**WORK REQUIRED**
Leaving out every picture, quote the data below exactly as it appears.

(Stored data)
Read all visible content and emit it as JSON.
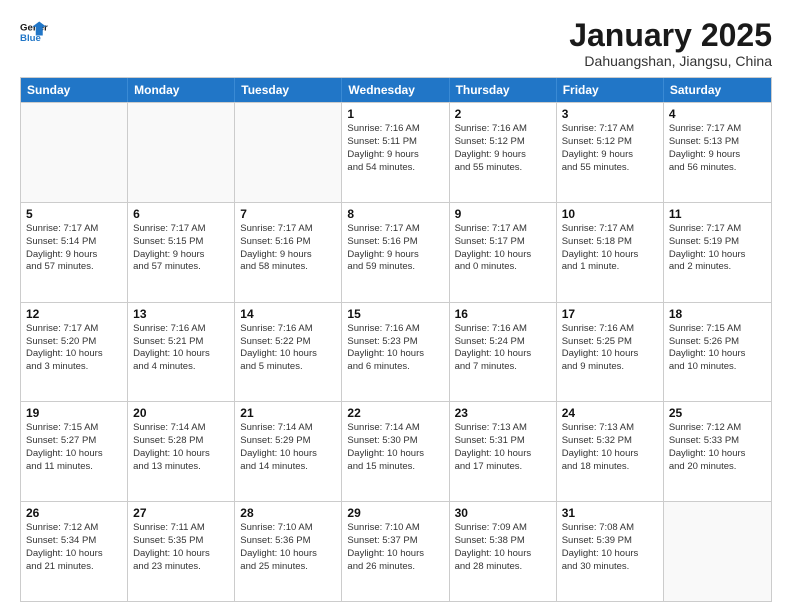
{
  "header": {
    "logo_line1": "General",
    "logo_line2": "Blue",
    "month_title": "January 2025",
    "location": "Dahuangshan, Jiangsu, China"
  },
  "days_of_week": [
    "Sunday",
    "Monday",
    "Tuesday",
    "Wednesday",
    "Thursday",
    "Friday",
    "Saturday"
  ],
  "weeks": [
    [
      {
        "day": "",
        "info": ""
      },
      {
        "day": "",
        "info": ""
      },
      {
        "day": "",
        "info": ""
      },
      {
        "day": "1",
        "info": "Sunrise: 7:16 AM\nSunset: 5:11 PM\nDaylight: 9 hours\nand 54 minutes."
      },
      {
        "day": "2",
        "info": "Sunrise: 7:16 AM\nSunset: 5:12 PM\nDaylight: 9 hours\nand 55 minutes."
      },
      {
        "day": "3",
        "info": "Sunrise: 7:17 AM\nSunset: 5:12 PM\nDaylight: 9 hours\nand 55 minutes."
      },
      {
        "day": "4",
        "info": "Sunrise: 7:17 AM\nSunset: 5:13 PM\nDaylight: 9 hours\nand 56 minutes."
      }
    ],
    [
      {
        "day": "5",
        "info": "Sunrise: 7:17 AM\nSunset: 5:14 PM\nDaylight: 9 hours\nand 57 minutes."
      },
      {
        "day": "6",
        "info": "Sunrise: 7:17 AM\nSunset: 5:15 PM\nDaylight: 9 hours\nand 57 minutes."
      },
      {
        "day": "7",
        "info": "Sunrise: 7:17 AM\nSunset: 5:16 PM\nDaylight: 9 hours\nand 58 minutes."
      },
      {
        "day": "8",
        "info": "Sunrise: 7:17 AM\nSunset: 5:16 PM\nDaylight: 9 hours\nand 59 minutes."
      },
      {
        "day": "9",
        "info": "Sunrise: 7:17 AM\nSunset: 5:17 PM\nDaylight: 10 hours\nand 0 minutes."
      },
      {
        "day": "10",
        "info": "Sunrise: 7:17 AM\nSunset: 5:18 PM\nDaylight: 10 hours\nand 1 minute."
      },
      {
        "day": "11",
        "info": "Sunrise: 7:17 AM\nSunset: 5:19 PM\nDaylight: 10 hours\nand 2 minutes."
      }
    ],
    [
      {
        "day": "12",
        "info": "Sunrise: 7:17 AM\nSunset: 5:20 PM\nDaylight: 10 hours\nand 3 minutes."
      },
      {
        "day": "13",
        "info": "Sunrise: 7:16 AM\nSunset: 5:21 PM\nDaylight: 10 hours\nand 4 minutes."
      },
      {
        "day": "14",
        "info": "Sunrise: 7:16 AM\nSunset: 5:22 PM\nDaylight: 10 hours\nand 5 minutes."
      },
      {
        "day": "15",
        "info": "Sunrise: 7:16 AM\nSunset: 5:23 PM\nDaylight: 10 hours\nand 6 minutes."
      },
      {
        "day": "16",
        "info": "Sunrise: 7:16 AM\nSunset: 5:24 PM\nDaylight: 10 hours\nand 7 minutes."
      },
      {
        "day": "17",
        "info": "Sunrise: 7:16 AM\nSunset: 5:25 PM\nDaylight: 10 hours\nand 9 minutes."
      },
      {
        "day": "18",
        "info": "Sunrise: 7:15 AM\nSunset: 5:26 PM\nDaylight: 10 hours\nand 10 minutes."
      }
    ],
    [
      {
        "day": "19",
        "info": "Sunrise: 7:15 AM\nSunset: 5:27 PM\nDaylight: 10 hours\nand 11 minutes."
      },
      {
        "day": "20",
        "info": "Sunrise: 7:14 AM\nSunset: 5:28 PM\nDaylight: 10 hours\nand 13 minutes."
      },
      {
        "day": "21",
        "info": "Sunrise: 7:14 AM\nSunset: 5:29 PM\nDaylight: 10 hours\nand 14 minutes."
      },
      {
        "day": "22",
        "info": "Sunrise: 7:14 AM\nSunset: 5:30 PM\nDaylight: 10 hours\nand 15 minutes."
      },
      {
        "day": "23",
        "info": "Sunrise: 7:13 AM\nSunset: 5:31 PM\nDaylight: 10 hours\nand 17 minutes."
      },
      {
        "day": "24",
        "info": "Sunrise: 7:13 AM\nSunset: 5:32 PM\nDaylight: 10 hours\nand 18 minutes."
      },
      {
        "day": "25",
        "info": "Sunrise: 7:12 AM\nSunset: 5:33 PM\nDaylight: 10 hours\nand 20 minutes."
      }
    ],
    [
      {
        "day": "26",
        "info": "Sunrise: 7:12 AM\nSunset: 5:34 PM\nDaylight: 10 hours\nand 21 minutes."
      },
      {
        "day": "27",
        "info": "Sunrise: 7:11 AM\nSunset: 5:35 PM\nDaylight: 10 hours\nand 23 minutes."
      },
      {
        "day": "28",
        "info": "Sunrise: 7:10 AM\nSunset: 5:36 PM\nDaylight: 10 hours\nand 25 minutes."
      },
      {
        "day": "29",
        "info": "Sunrise: 7:10 AM\nSunset: 5:37 PM\nDaylight: 10 hours\nand 26 minutes."
      },
      {
        "day": "30",
        "info": "Sunrise: 7:09 AM\nSunset: 5:38 PM\nDaylight: 10 hours\nand 28 minutes."
      },
      {
        "day": "31",
        "info": "Sunrise: 7:08 AM\nSunset: 5:39 PM\nDaylight: 10 hours\nand 30 minutes."
      },
      {
        "day": "",
        "info": ""
      }
    ]
  ]
}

**FULL OUTPUT**
Read all visible content and emit it as JSON.
{
  "header": {
    "logo_line1": "General",
    "logo_line2": "Blue",
    "month_title": "January 2025",
    "location": "Dahuangshan, Jiangsu, China"
  },
  "days_of_week": [
    "Sunday",
    "Monday",
    "Tuesday",
    "Wednesday",
    "Thursday",
    "Friday",
    "Saturday"
  ],
  "weeks": [
    [
      {
        "day": "",
        "info": ""
      },
      {
        "day": "",
        "info": ""
      },
      {
        "day": "",
        "info": ""
      },
      {
        "day": "1",
        "info": "Sunrise: 7:16 AM\nSunset: 5:11 PM\nDaylight: 9 hours\nand 54 minutes."
      },
      {
        "day": "2",
        "info": "Sunrise: 7:16 AM\nSunset: 5:12 PM\nDaylight: 9 hours\nand 55 minutes."
      },
      {
        "day": "3",
        "info": "Sunrise: 7:17 AM\nSunset: 5:12 PM\nDaylight: 9 hours\nand 55 minutes."
      },
      {
        "day": "4",
        "info": "Sunrise: 7:17 AM\nSunset: 5:13 PM\nDaylight: 9 hours\nand 56 minutes."
      }
    ],
    [
      {
        "day": "5",
        "info": "Sunrise: 7:17 AM\nSunset: 5:14 PM\nDaylight: 9 hours\nand 57 minutes."
      },
      {
        "day": "6",
        "info": "Sunrise: 7:17 AM\nSunset: 5:15 PM\nDaylight: 9 hours\nand 57 minutes."
      },
      {
        "day": "7",
        "info": "Sunrise: 7:17 AM\nSunset: 5:16 PM\nDaylight: 9 hours\nand 58 minutes."
      },
      {
        "day": "8",
        "info": "Sunrise: 7:17 AM\nSunset: 5:16 PM\nDaylight: 9 hours\nand 59 minutes."
      },
      {
        "day": "9",
        "info": "Sunrise: 7:17 AM\nSunset: 5:17 PM\nDaylight: 10 hours\nand 0 minutes."
      },
      {
        "day": "10",
        "info": "Sunrise: 7:17 AM\nSunset: 5:18 PM\nDaylight: 10 hours\nand 1 minute."
      },
      {
        "day": "11",
        "info": "Sunrise: 7:17 AM\nSunset: 5:19 PM\nDaylight: 10 hours\nand 2 minutes."
      }
    ],
    [
      {
        "day": "12",
        "info": "Sunrise: 7:17 AM\nSunset: 5:20 PM\nDaylight: 10 hours\nand 3 minutes."
      },
      {
        "day": "13",
        "info": "Sunrise: 7:16 AM\nSunset: 5:21 PM\nDaylight: 10 hours\nand 4 minutes."
      },
      {
        "day": "14",
        "info": "Sunrise: 7:16 AM\nSunset: 5:22 PM\nDaylight: 10 hours\nand 5 minutes."
      },
      {
        "day": "15",
        "info": "Sunrise: 7:16 AM\nSunset: 5:23 PM\nDaylight: 10 hours\nand 6 minutes."
      },
      {
        "day": "16",
        "info": "Sunrise: 7:16 AM\nSunset: 5:24 PM\nDaylight: 10 hours\nand 7 minutes."
      },
      {
        "day": "17",
        "info": "Sunrise: 7:16 AM\nSunset: 5:25 PM\nDaylight: 10 hours\nand 9 minutes."
      },
      {
        "day": "18",
        "info": "Sunrise: 7:15 AM\nSunset: 5:26 PM\nDaylight: 10 hours\nand 10 minutes."
      }
    ],
    [
      {
        "day": "19",
        "info": "Sunrise: 7:15 AM\nSunset: 5:27 PM\nDaylight: 10 hours\nand 11 minutes."
      },
      {
        "day": "20",
        "info": "Sunrise: 7:14 AM\nSunset: 5:28 PM\nDaylight: 10 hours\nand 13 minutes."
      },
      {
        "day": "21",
        "info": "Sunrise: 7:14 AM\nSunset: 5:29 PM\nDaylight: 10 hours\nand 14 minutes."
      },
      {
        "day": "22",
        "info": "Sunrise: 7:14 AM\nSunset: 5:30 PM\nDaylight: 10 hours\nand 15 minutes."
      },
      {
        "day": "23",
        "info": "Sunrise: 7:13 AM\nSunset: 5:31 PM\nDaylight: 10 hours\nand 17 minutes."
      },
      {
        "day": "24",
        "info": "Sunrise: 7:13 AM\nSunset: 5:32 PM\nDaylight: 10 hours\nand 18 minutes."
      },
      {
        "day": "25",
        "info": "Sunrise: 7:12 AM\nSunset: 5:33 PM\nDaylight: 10 hours\nand 20 minutes."
      }
    ],
    [
      {
        "day": "26",
        "info": "Sunrise: 7:12 AM\nSunset: 5:34 PM\nDaylight: 10 hours\nand 21 minutes."
      },
      {
        "day": "27",
        "info": "Sunrise: 7:11 AM\nSunset: 5:35 PM\nDaylight: 10 hours\nand 23 minutes."
      },
      {
        "day": "28",
        "info": "Sunrise: 7:10 AM\nSunset: 5:36 PM\nDaylight: 10 hours\nand 25 minutes."
      },
      {
        "day": "29",
        "info": "Sunrise: 7:10 AM\nSunset: 5:37 PM\nDaylight: 10 hours\nand 26 minutes."
      },
      {
        "day": "30",
        "info": "Sunrise: 7:09 AM\nSunset: 5:38 PM\nDaylight: 10 hours\nand 28 minutes."
      },
      {
        "day": "31",
        "info": "Sunrise: 7:08 AM\nSunset: 5:39 PM\nDaylight: 10 hours\nand 30 minutes."
      },
      {
        "day": "",
        "info": ""
      }
    ]
  ]
}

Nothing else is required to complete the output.